## [CHALLENGE]
From the listing below, pull out the lines that hold "linéaires".

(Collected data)
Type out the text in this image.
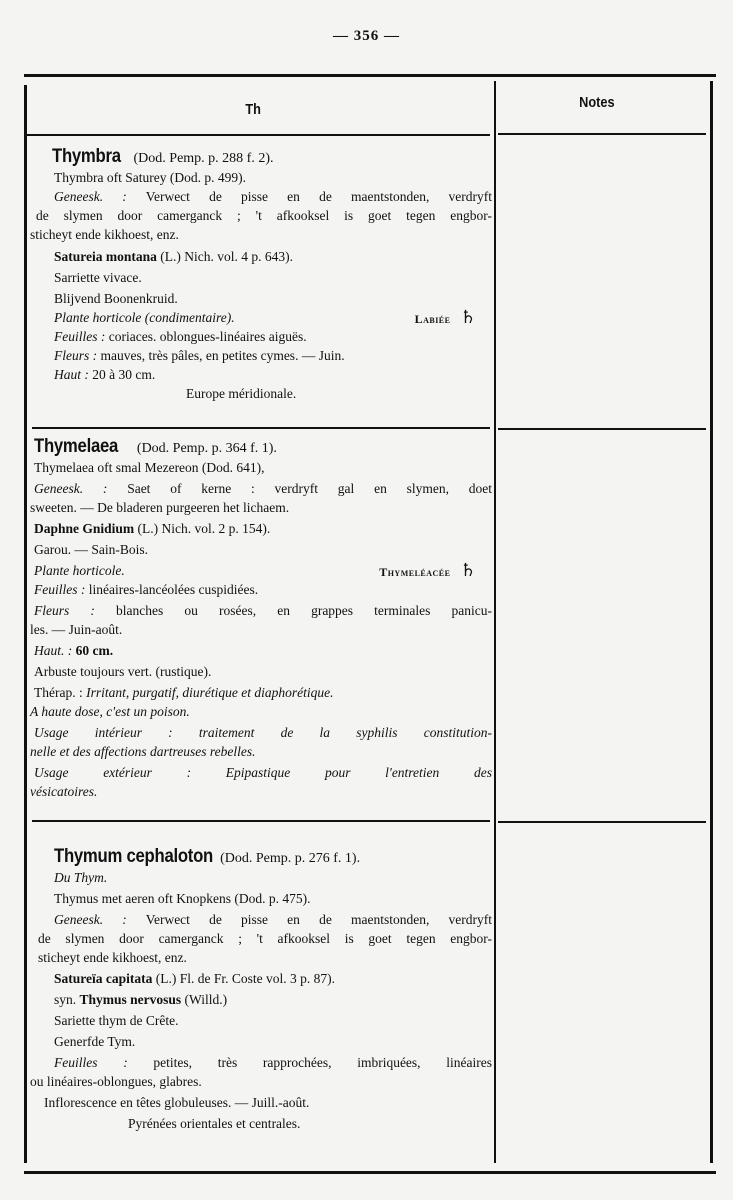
— 356 —
Th	Notes
Thymbra (Dod. Pemp. p. 288 f. 2).
Thymbra oft Saturey (Dod. p. 499).
Geneesk. : Verwect de pisse en de maentstonden, verdryft
de slymen door camerganck ; 't afkooksel is goet tegen engbor-
sticheyt ende kikhoest, enz.
Satureia montana (L.) Nich. vol. 4 p. 643).
Sarriette vivace.
Blijvend Boonenkruid.
Plante horticole (condimentaire).	Labiée ♄
Feuilles : coriaces. oblongues-linéaires aiguës.
Fleurs : mauves, très pâles, en petites cymes. — Juin.
Haut : 20 à 30 cm.
Europe méridionale.
Thymelaea (Dod. Pemp. p. 364 f. 1).
Thymelaea oft smal Mezereon (Dod. 641),
Geneesk. : Saet of kerne : verdryft gal en slymen, doet
sweeten. — De bladeren purgeeren het lichaem.
Daphne Gnidium (L.) Nich. vol. 2 p. 154).
Garou. — Sain-Bois.
Plante horticole.	Thymeléacée ♄
Feuilles : linéaires-lancéolées cuspidiées.
Fleurs : blanches ou rosées, en grappes terminales panicu-
les. — Juin-août.
Haut. : 60 cm.
Arbuste toujours vert. (rustique).
Thérap. : Irritant, purgatif, diurétique et diaphorétique.
A haute dose, c'est un poison.
Usage intérieur : traitement de la syphilis constitution-
nelle et des affections dartreuses rebelles.
Usage extérieur : Epipastique pour l'entretien des
vésicatoires.
Thymum cephaloton (Dod. Pemp. p. 276 f. 1).
Du Thym.
Thymus met aeren oft Knopkens (Dod. p. 475).
Geneesk. : Verwect de pisse en de maentstonden, verdryft
de slymen door camerganck ; 't afkooksel is goet tegen engbor-
sticheyt ende kikhoest, enz.
Satureïa capitata (L.) Fl. de Fr. Coste vol. 3 p. 87).
syn. Thymus nervosus (Willd.)
Sariette thym de Crête.
Generfde Tym.
Feuilles : petites, très rapprochées, imbriquées, linéaires
ou linéaires-oblongues, glabres.
Inflorescence en têtes globuleuses. — Juill.-août.
Pyrénées orientales et centrales.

## [CORRECT RESULT]
Feuilles : coriaces. oblongues-linéaires aiguës.
Feuilles : linéaires-lancéolées cuspidiées.
Feuilles : petites, très rapprochées, imbriquées, linéaires
ou linéaires-oblongues, glabres.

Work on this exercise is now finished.